WHAT YOU WILL DO:
Copy the records below exactly as they are written.

PROVIDED MATERIAL:
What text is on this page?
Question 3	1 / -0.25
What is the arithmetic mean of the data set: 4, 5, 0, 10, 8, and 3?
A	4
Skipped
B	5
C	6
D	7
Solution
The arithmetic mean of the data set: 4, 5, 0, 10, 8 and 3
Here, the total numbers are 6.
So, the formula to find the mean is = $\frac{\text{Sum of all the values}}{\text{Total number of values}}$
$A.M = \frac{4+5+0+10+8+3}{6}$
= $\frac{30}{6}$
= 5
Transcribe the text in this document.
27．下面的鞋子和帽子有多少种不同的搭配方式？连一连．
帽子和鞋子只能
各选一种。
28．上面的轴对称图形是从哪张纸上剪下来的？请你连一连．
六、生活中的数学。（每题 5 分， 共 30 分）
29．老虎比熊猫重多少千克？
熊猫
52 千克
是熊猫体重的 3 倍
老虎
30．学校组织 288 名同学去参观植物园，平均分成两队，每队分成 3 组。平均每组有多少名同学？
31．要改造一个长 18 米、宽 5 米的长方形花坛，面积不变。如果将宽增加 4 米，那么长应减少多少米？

COMPLETE ANSWER:
What text is on this page?
Question 3	1 / -0.25
What is the arithmetic mean of the data set: 4, 5, 0, 10, 8, and 3?
A	4
Skipped
B	5
C	6
D	7
Solution
The arithmetic mean of the data set: 4, 5, 0, 10, 8 and 3
Here, the total numbers are 6.
So, the formula to find the mean is = $\frac{\text{Sum of all the values}}{\text{Total number of values}}$
$A.M = \frac{4+5+0+10+8+3}{6}$
= $\frac{30}{6}$
= 5
Transcribe the text in this document.
27．下面的鞋子和帽子有多少种不同的搭配方式？连一连．
帽子和鞋子只能
各选一种。
28．上面的轴对称图形是从哪张纸上剪下来的？请你连一连．
六、生活中的数学。（每题 5 分， 共 30 分）
29．老虎比熊猫重多少千克？
熊猫
52 千克
是熊猫体重的 3 倍
老虎
30．学校组织 288 名同学去参观植物园，平均分成两队，每队分成 3 组。平均每组有多少名同学？
31．要改造一个长 18 米、宽 5 米的长方形花坛，面积不变。如果将宽增加 4 米，那么长应减少多少米？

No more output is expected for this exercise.